Job:
Can you write out the whole listing exactly?

— Start of Task inputs —

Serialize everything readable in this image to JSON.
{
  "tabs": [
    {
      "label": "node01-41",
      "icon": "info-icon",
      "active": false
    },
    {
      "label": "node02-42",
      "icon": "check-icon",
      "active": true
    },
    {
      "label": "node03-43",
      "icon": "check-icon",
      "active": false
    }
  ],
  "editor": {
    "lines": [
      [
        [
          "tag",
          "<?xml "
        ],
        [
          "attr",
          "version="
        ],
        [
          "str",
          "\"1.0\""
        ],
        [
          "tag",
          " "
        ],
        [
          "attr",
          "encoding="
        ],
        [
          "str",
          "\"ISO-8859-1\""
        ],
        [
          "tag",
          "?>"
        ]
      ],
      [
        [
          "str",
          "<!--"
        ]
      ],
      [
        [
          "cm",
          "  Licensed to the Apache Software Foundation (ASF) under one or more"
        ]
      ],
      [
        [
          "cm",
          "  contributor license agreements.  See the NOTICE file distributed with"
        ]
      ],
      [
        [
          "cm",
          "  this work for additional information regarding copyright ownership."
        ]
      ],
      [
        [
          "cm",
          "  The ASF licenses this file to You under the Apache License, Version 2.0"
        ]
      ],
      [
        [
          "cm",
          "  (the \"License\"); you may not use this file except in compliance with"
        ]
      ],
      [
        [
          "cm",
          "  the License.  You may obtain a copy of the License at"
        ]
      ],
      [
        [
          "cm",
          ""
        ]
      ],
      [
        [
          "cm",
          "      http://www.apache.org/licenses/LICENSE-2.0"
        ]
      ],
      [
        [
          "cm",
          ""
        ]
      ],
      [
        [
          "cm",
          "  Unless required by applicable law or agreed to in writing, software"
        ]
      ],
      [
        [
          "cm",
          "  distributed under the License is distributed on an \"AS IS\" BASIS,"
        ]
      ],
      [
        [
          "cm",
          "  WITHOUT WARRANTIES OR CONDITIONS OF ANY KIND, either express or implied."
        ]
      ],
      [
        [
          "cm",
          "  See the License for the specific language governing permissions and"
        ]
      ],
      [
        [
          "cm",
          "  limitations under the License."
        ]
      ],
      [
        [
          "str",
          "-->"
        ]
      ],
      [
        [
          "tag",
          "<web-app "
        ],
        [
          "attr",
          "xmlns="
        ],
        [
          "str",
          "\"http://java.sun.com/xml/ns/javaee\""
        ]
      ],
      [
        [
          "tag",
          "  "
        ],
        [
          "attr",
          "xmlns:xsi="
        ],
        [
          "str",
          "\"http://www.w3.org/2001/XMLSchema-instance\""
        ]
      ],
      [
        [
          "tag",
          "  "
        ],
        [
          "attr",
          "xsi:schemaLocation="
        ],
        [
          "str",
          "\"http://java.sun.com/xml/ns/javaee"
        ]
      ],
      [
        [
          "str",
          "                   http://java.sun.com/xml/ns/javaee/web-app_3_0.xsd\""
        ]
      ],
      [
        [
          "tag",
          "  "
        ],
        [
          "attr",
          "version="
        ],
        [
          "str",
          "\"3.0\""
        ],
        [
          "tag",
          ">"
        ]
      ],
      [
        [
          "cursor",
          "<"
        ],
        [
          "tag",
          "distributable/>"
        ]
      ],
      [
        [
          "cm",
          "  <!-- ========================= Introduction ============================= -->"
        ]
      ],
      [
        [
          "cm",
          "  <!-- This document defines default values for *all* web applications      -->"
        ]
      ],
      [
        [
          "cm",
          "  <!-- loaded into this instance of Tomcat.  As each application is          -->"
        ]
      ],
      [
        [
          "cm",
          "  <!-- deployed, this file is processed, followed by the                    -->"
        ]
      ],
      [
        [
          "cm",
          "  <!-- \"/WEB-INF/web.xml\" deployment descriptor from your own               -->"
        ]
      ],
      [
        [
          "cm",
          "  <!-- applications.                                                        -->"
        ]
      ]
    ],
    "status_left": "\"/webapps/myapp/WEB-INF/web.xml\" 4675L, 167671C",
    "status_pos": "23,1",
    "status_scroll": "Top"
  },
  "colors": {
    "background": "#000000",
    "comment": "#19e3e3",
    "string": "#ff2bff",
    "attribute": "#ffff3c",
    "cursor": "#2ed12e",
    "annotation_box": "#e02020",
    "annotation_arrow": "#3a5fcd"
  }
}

— End of Task inputs —

Finished exercise:
Serialize everything readable in this image to JSON.
{
  "tabs": [
    {
      "label": "node01-41",
      "icon": "info-icon",
      "active": false
    },
    {
      "label": "node02-42",
      "icon": "check-icon",
      "active": true
    },
    {
      "label": "node03-43",
      "icon": "check-icon",
      "active": false
    }
  ],
  "editor": {
    "lines": [
      [
        [
          "tag",
          "<?xml "
        ],
        [
          "attr",
          "version="
        ],
        [
          "str",
          "\"1.0\""
        ],
        [
          "tag",
          " "
        ],
        [
          "attr",
          "encoding="
        ],
        [
          "str",
          "\"ISO-8859-1\""
        ],
        [
          "tag",
          "?>"
        ]
      ],
      [
        [
          "str",
          "<!--"
        ]
      ],
      [
        [
          "cm",
          "  Licensed to the Apache Software Foundation (ASF) under one or more"
        ]
      ],
      [
        [
          "cm",
          "  contributor license agreements.  See the NOTICE file distributed with"
        ]
      ],
      [
        [
          "cm",
          "  this work for additional information regarding copyright ownership."
        ]
      ],
      [
        [
          "cm",
          "  The ASF licenses this file to You under the Apache License, Version 2.0"
        ]
      ],
      [
        [
          "cm",
          "  (the \"License\"); you may not use this file except in compliance with"
        ]
      ],
      [
        [
          "cm",
          "  the License.  You may obtain a copy of the License at"
        ]
      ],
      [
        [
          "cm",
          ""
        ]
      ],
      [
        [
          "cm",
          "      http://www.apache.org/licenses/LICENSE-2.0"
        ]
      ],
      [
        [
          "cm",
          ""
        ]
      ],
      [
        [
          "cm",
          "  Unless required by applicable law or agreed to in writing, software"
        ]
      ],
      [
        [
          "cm",
          "  distributed under the License is distributed on an \"AS IS\" BASIS,"
        ]
      ],
      [
        [
          "cm",
          "  WITHOUT WARRANTIES OR CONDITIONS OF ANY KIND, either express or implied."
        ]
      ],
      [
        [
          "cm",
          "  See the License for the specific language governing permissions and"
        ]
      ],
      [
        [
          "cm",
          "  limitations under the License."
        ]
      ],
      [
        [
          "str",
          "-->"
        ]
      ],
      [
        [
          "tag",
          "<web-app "
        ],
        [
          "attr",
          "xmlns="
        ],
        [
          "str",
          "\"http://java.sun.com/xml/ns/javaee\""
        ]
      ],
      [
        [
          "tag",
          "  "
        ],
        [
          "attr",
          "xmlns:xsi="
        ],
        [
          "str",
          "\"http://www.w3.org/2001/XMLSchema-instance\""
        ]
      ],
      [
        [
          "tag",
          "  "
        ],
        [
          "attr",
          "xsi:schemaLocation="
        ],
        [
          "str",
          "\"http://java.sun.com/xml/ns/javaee"
        ]
      ],
      [
        [
          "str",
          "                   http://java.sun.com/xml/ns/javaee/web-app_3_0.xsd\""
        ]
      ],
      [
        [
          "tag",
          "  "
        ],
        [
          "attr",
          "version="
        ],
        [
          "str",
          "\"3.0\""
        ],
        [
          "tag",
          ">"
        ]
      ],
      [
        [
          "cursor",
          "<"
        ],
        [
          "tag",
          "distributable/>"
        ]
      ],
      [
        [
          "cm",
          "  <!-- ========================= Introduction ============================= -->"
        ]
      ],
      [
        [
          "cm",
          "  <!-- This document defines default values for *all* web applications      -->"
        ]
      ],
      [
        [
          "cm",
          "  <!-- loaded into this instance of Tomcat.  As each application is          -->"
        ]
      ],
      [
        [
          "cm",
          "  <!-- deployed, this file is processed, followed by the                    -->"
        ]
      ],
      [
        [
          "cm",
          "  <!-- \"/WEB-INF/web.xml\" deployment descriptor from your own               -->"
        ]
      ],
      [
        [
          "cm",
          "  <!-- applications.                                                        -->"
        ]
      ]
    ],
    "status_left": "\"/webapps/myapp/WEB-INF/web.xml\" 4675L, 167671C",
    "status_pos": "23,1",
    "status_scroll": "Top"
  },
  "colors": {
    "background": "#000000",
    "comment": "#19e3e3",
    "string": "#ff2bff",
    "attribute": "#ffff3c",
    "cursor": "#2ed12e",
    "annotation_box": "#e02020",
    "annotation_arrow": "#3a5fcd"
  }
}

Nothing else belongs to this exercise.